Recorded data

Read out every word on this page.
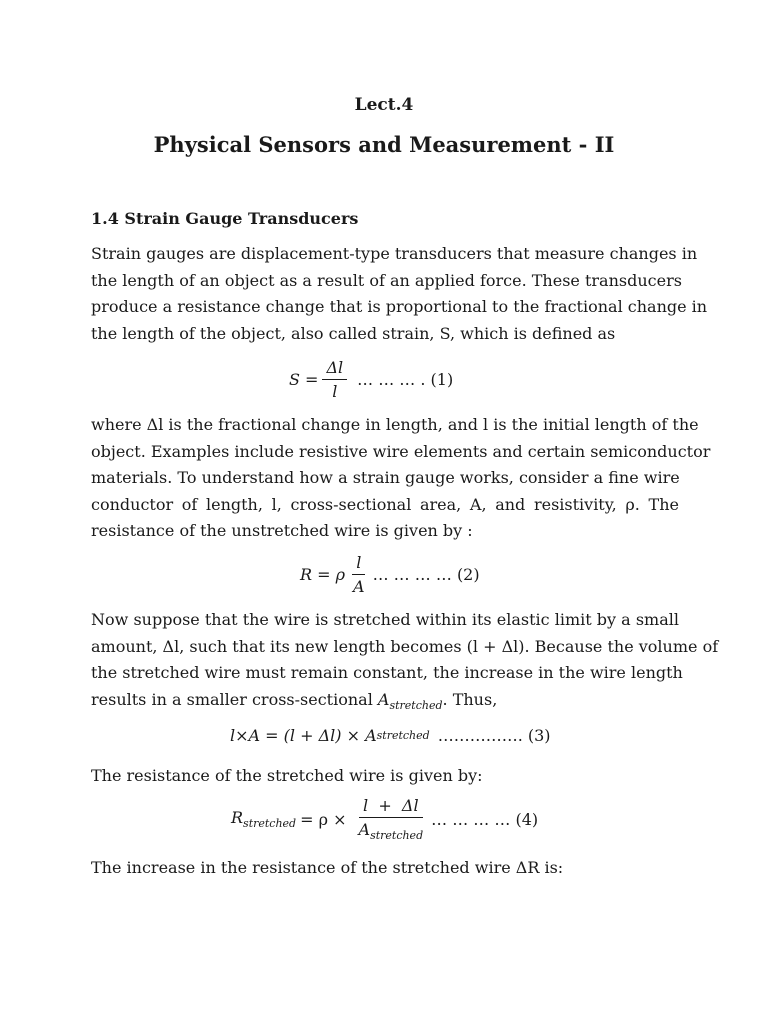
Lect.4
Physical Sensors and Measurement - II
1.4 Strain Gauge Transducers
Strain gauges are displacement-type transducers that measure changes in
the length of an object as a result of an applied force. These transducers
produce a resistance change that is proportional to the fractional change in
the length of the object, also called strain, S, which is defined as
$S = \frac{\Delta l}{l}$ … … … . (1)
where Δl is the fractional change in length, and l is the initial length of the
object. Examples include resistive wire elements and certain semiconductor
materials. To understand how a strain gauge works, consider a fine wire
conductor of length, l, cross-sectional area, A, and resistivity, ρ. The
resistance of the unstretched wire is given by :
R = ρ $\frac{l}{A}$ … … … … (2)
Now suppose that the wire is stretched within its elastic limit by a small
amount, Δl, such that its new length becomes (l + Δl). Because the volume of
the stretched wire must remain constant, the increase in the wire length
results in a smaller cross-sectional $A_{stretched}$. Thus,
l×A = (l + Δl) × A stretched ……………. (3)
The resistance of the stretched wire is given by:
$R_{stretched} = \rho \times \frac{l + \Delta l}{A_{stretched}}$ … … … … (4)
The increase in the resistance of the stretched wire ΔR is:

...

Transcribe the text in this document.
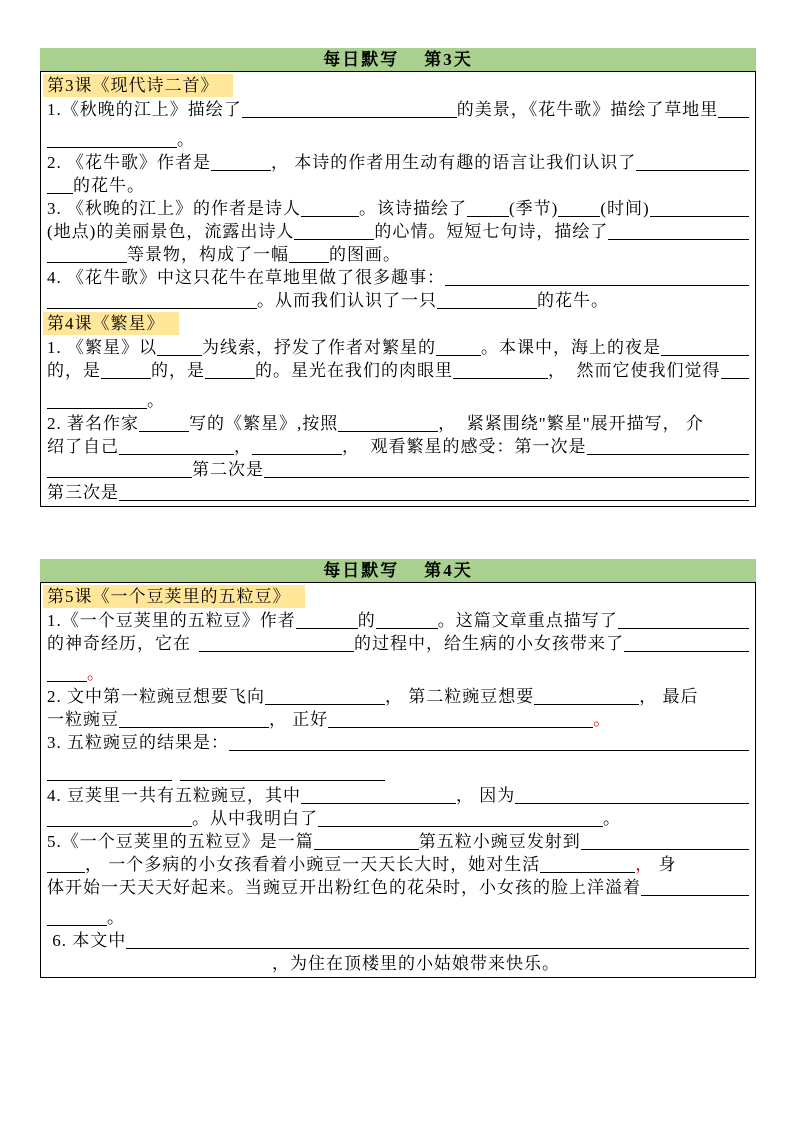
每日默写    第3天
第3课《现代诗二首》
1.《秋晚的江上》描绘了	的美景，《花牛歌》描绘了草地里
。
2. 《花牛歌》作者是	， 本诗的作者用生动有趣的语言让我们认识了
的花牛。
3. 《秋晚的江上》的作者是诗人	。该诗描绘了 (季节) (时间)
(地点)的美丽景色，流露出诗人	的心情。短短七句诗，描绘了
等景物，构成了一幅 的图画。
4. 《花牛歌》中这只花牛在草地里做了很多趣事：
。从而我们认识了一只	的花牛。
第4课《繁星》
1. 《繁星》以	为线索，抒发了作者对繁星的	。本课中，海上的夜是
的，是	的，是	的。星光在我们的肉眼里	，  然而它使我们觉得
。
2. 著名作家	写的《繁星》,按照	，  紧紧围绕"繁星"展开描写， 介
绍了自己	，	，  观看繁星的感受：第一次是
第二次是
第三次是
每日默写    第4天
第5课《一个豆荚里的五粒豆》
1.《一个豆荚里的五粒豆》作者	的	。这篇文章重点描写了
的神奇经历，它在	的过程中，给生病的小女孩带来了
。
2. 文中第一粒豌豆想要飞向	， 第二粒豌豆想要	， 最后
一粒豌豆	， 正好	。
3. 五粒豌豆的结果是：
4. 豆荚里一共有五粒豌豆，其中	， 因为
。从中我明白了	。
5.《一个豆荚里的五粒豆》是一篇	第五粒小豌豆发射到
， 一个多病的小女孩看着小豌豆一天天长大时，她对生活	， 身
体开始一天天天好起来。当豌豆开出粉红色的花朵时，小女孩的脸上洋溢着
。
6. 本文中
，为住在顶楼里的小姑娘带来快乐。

What is needed: Return all lines containing "秋晚的江上".

Answer to the problem:
1.《秋晚的江上》描绘了	的美景，《花牛歌》描绘了草地里
3. 《秋晚的江上》的作者是诗人	。该诗描绘了 (季节) (时间)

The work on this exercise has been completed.